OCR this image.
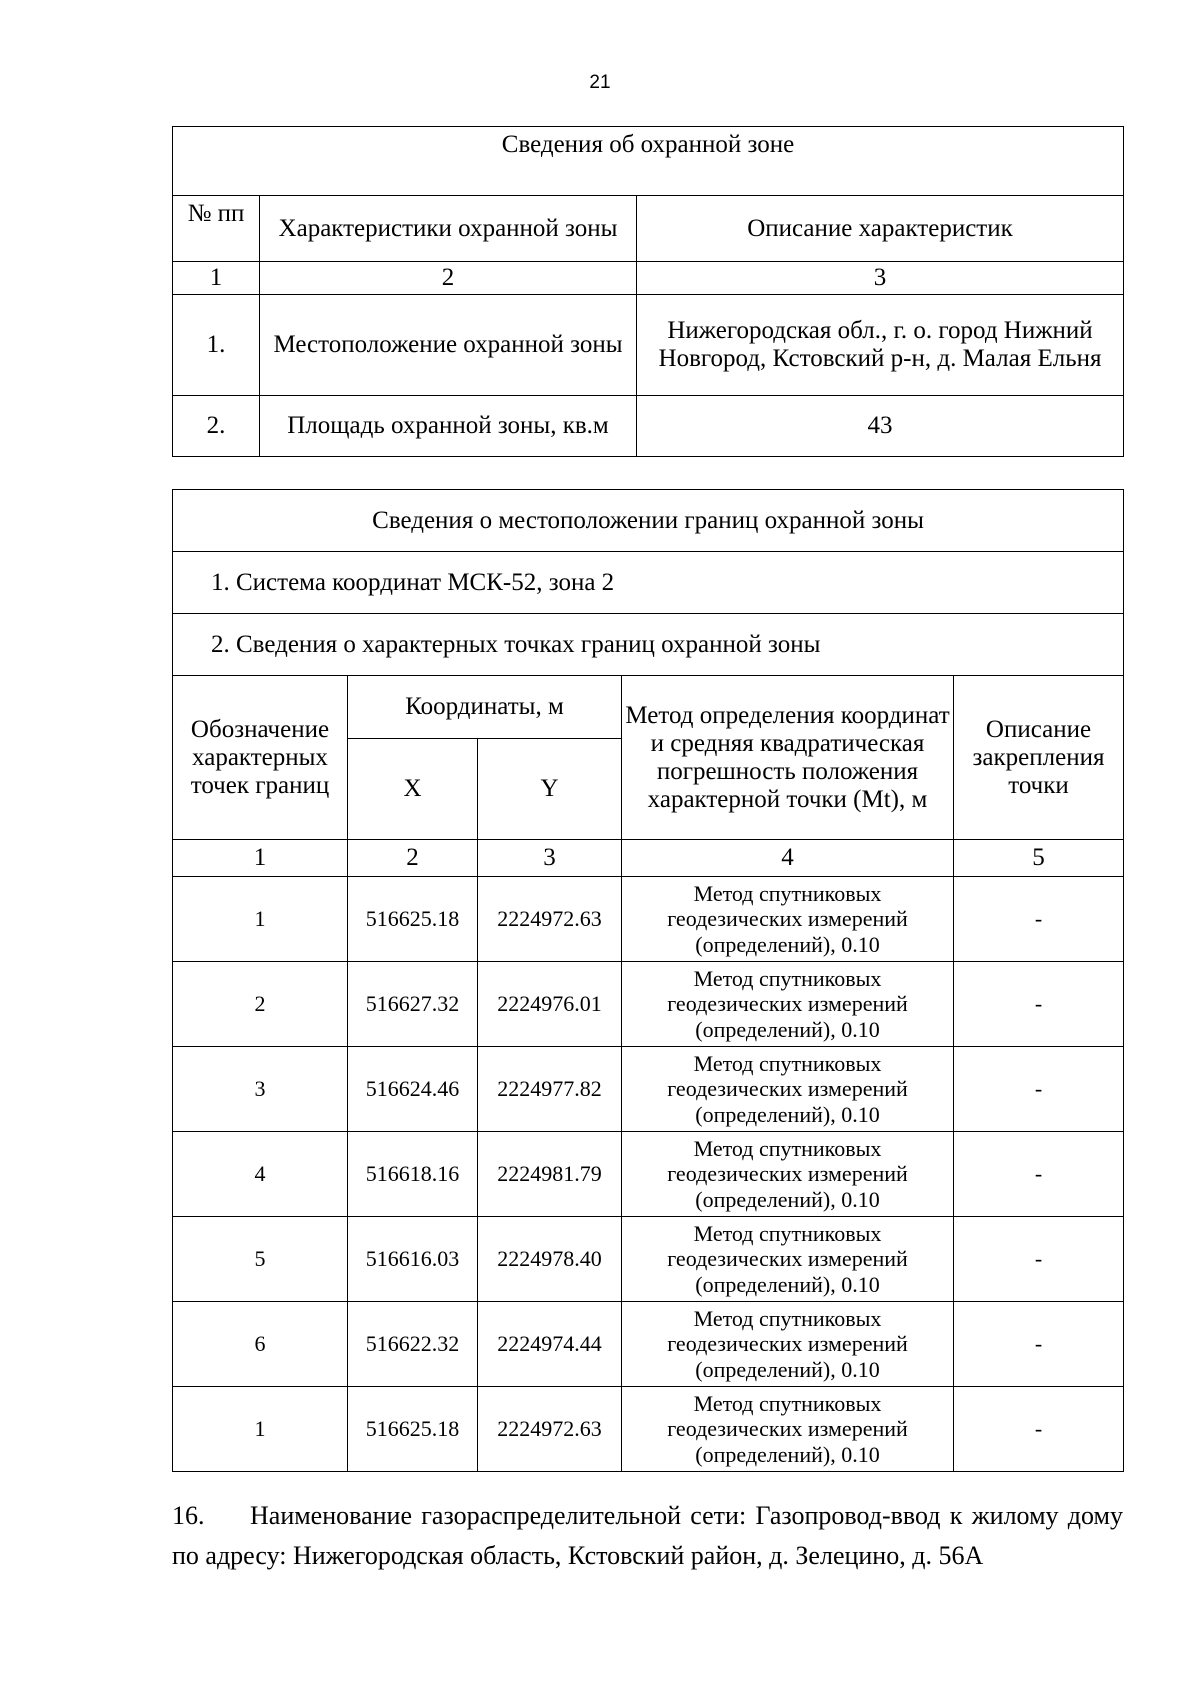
21
Сведения об охранной зоне		
№ пп	Характеристики охранной зоны	Описание характеристик
1	2	3
1.	Местоположение охранной зоны	Нижегородская обл., г. о. город Нижний Новгород, Кстовский р-н, д. Малая Ельня
2.	Площадь охранной зоны, кв.м	43
Сведения о местоположении границ охранной зоны				
1. Система координат МСК-52, зона 2				
2. Сведения о характерных точках границ охранной зоны				
Обозначение характерных точек границ	Координаты, м		Метод определения координат и средняя квадратическая погрешность положения характерной точки (Mt), м	Описание закрепления точки
	X	Y		
1	2	3	4	5
1	516625.18	2224972.63	Метод спутниковых геодезических измерений (определений), 0.10	-
2	516627.32	2224976.01	Метод спутниковых геодезических измерений (определений), 0.10	-
3	516624.46	2224977.82	Метод спутниковых геодезических измерений (определений), 0.10	-
4	516618.16	2224981.79	Метод спутниковых геодезических измерений (определений), 0.10	-
5	516616.03	2224978.40	Метод спутниковых геодезических измерений (определений), 0.10	-
6	516622.32	2224974.44	Метод спутниковых геодезических измерений (определений), 0.10	-
1	516625.18	2224972.63	Метод спутниковых геодезических измерений (определений), 0.10	-
16. Наименование газораспределительной сети: Газопровод-ввод к жилому дому по адресу: Нижегородская область, Кстовский район, д. Зелецино, д. 56А
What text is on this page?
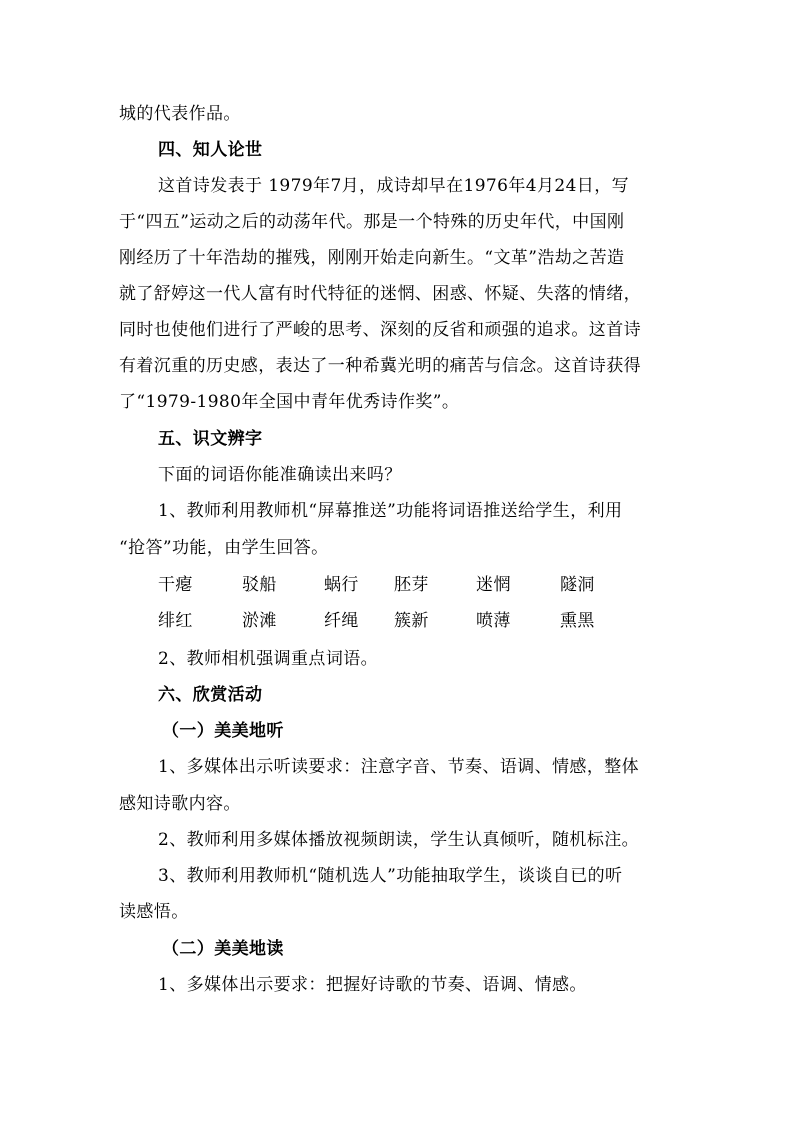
城的代表作品。
四、知人论世
这首诗发表于 1979年7月，成诗却早在1976年4月24日，写
于“四五”运动之后的动荡年代。那是一个特殊的历史年代，中国刚
刚经历了十年浩劫的摧残，刚刚开始走向新生。“文革”浩劫之苦造
就了舒婷这一代人富有时代特征的迷惘、困惑、怀疑、失落的情绪，
同时也使他们进行了严峻的思考、深刻的反省和顽强的追求。这首诗
有着沉重的历史感，表达了一种希冀光明的痛苦与信念。这首诗获得
了“1979-1980年全国中青年优秀诗作奖”。
五、识文辨字
下面的词语你能准确读出来吗？
1、教师利用教师机“屏幕推送”功能将词语推送给学生，利用
“抢答”功能，由学生回答。
干瘪	驳船	蜗行 胚芽	迷惘	隧洞
绯红	淤滩	纤绳 簇新	喷薄	熏黑
2、教师相机强调重点词语。
六、欣赏活动
（一）美美地听
1、多媒体出示听读要求：注意字音、节奏、语调、情感，整体
感知诗歌内容。
2、教师利用多媒体播放视频朗读，学生认真倾听，随机标注。
3、教师利用教师机“随机选人”功能抽取学生，谈谈自已的听
读感悟。
（二）美美地读
1、多媒体出示要求：把握好诗歌的节奏、语调、情感。
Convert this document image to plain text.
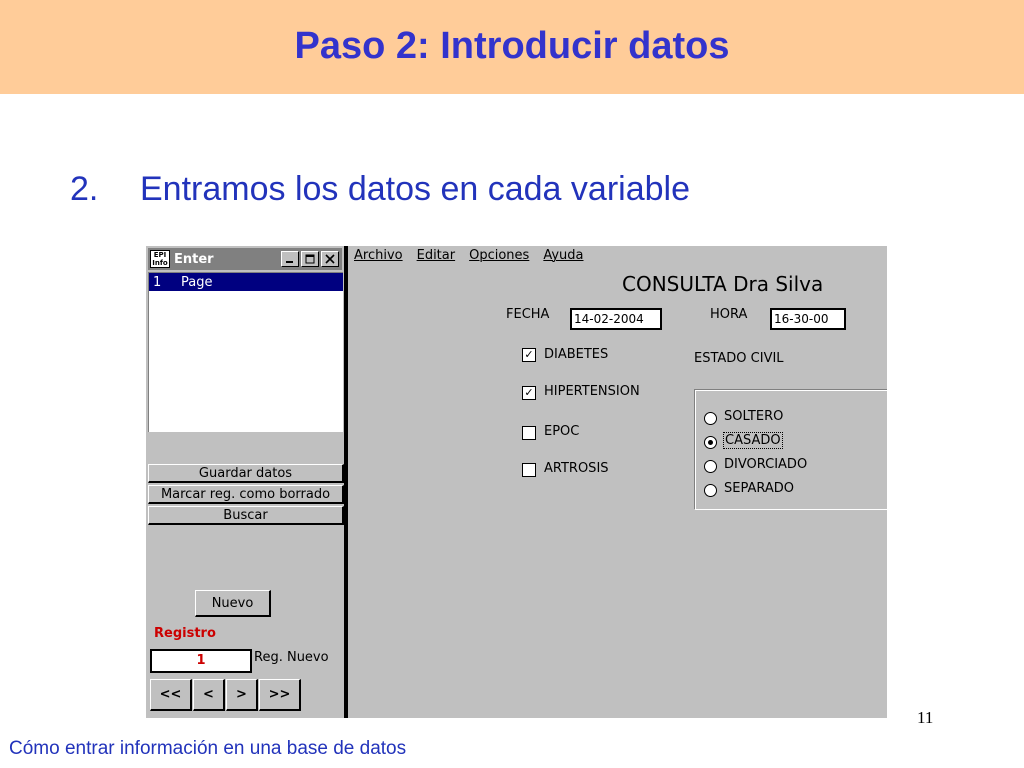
Paso 2: Introducir datos
2. Entramos los datos en cada variable
EPI Info Enter
1	Page
Guardar datos
Marcar reg. como borrado
Buscar
Nuevo
Registro
1	Reg. Nuevo
<< < > >>
Archivo Editar Opciones Ayuda
CONSULTA Dra Silva
FECHA	14-02-2004	HORA	16-30-00
✓ DIABETES
✓ HIPERTENSION
EPOC
ARTROSIS
ESTADO CIVIL
SOLTERO
CASADO
DIVORCIADO
SEPARADO
11
Cómo entrar información en una base de datos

Exercise directions:
Only the number is wanted: how many lines in the entries above contain the string "datos"?

Expected output:
4